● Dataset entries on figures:

§

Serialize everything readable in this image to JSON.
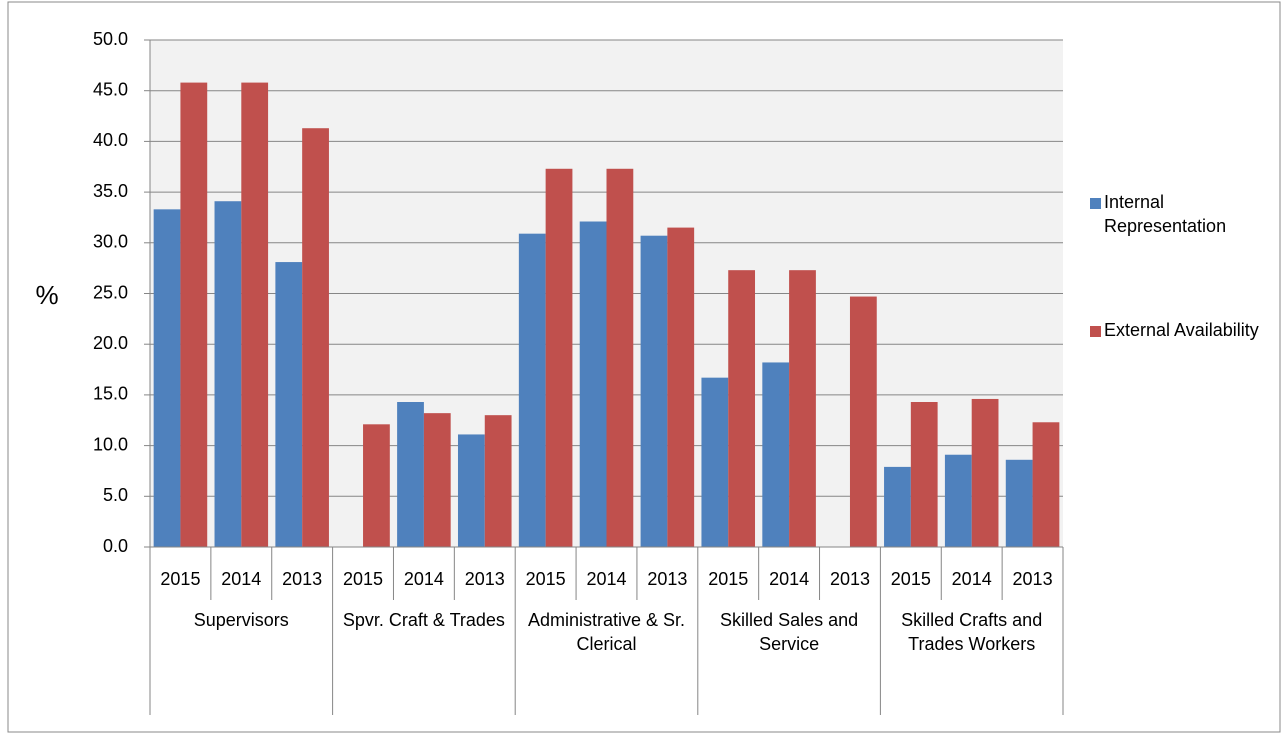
{
  "chart_data": {
    "type": "bar",
    "y_label": "%",
    "groups": [
      {
        "label": "Supervisors",
        "categories": [
          "2015",
          "2014",
          "2013"
        ]
      },
      {
        "label": "Spvr. Craft & Trades",
        "categories": [
          "2015",
          "2014",
          "2013"
        ]
      },
      {
        "label": "Administrative & Sr. Clerical",
        "categories": [
          "2015",
          "2014",
          "2013"
        ]
      },
      {
        "label": "Skilled Sales and Service",
        "categories": [
          "2015",
          "2014",
          "2013"
        ]
      },
      {
        "label": "Skilled Crafts and Trades Workers",
        "categories": [
          "2015",
          "2014",
          "2013"
        ]
      }
    ],
    "series": [
      {
        "name": "Internal Representation",
        "color": "#4f81bd",
        "values": [
          33.3,
          34.1,
          28.1,
          null,
          14.3,
          11.1,
          30.9,
          32.1,
          30.7,
          16.7,
          18.2,
          null,
          7.9,
          9.1,
          8.6
        ]
      },
      {
        "name": "External Availability",
        "color": "#c0504d",
        "values": [
          45.8,
          45.8,
          41.3,
          12.1,
          13.2,
          13.0,
          37.3,
          37.3,
          31.5,
          27.3,
          27.3,
          24.7,
          14.3,
          14.6,
          12.3
        ]
      }
    ],
    "ylim": [
      0,
      50
    ],
    "yticks": [
      {
        "value": 0,
        "label": "0.0"
      },
      {
        "value": 5,
        "label": "5.0"
      },
      {
        "value": 10,
        "label": "10.0"
      },
      {
        "value": 15,
        "label": "15.0"
      },
      {
        "value": 20,
        "label": "20.0"
      },
      {
        "value": 25,
        "label": "25.0"
      },
      {
        "value": 30,
        "label": "30.0"
      },
      {
        "value": 35,
        "label": "35.0"
      },
      {
        "value": 40,
        "label": "40.0"
      },
      {
        "value": 45,
        "label": "45.0"
      },
      {
        "value": 50,
        "label": "50.0"
      }
    ],
    "grid": true,
    "legend": "right"
  }
}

§

● Brief: Look through the material above. Copy each line where the word "Skilled" appears.

● Correct output:
        "label": "Skilled Sales and Service",
        "label": "Skilled Crafts and Trades Workers",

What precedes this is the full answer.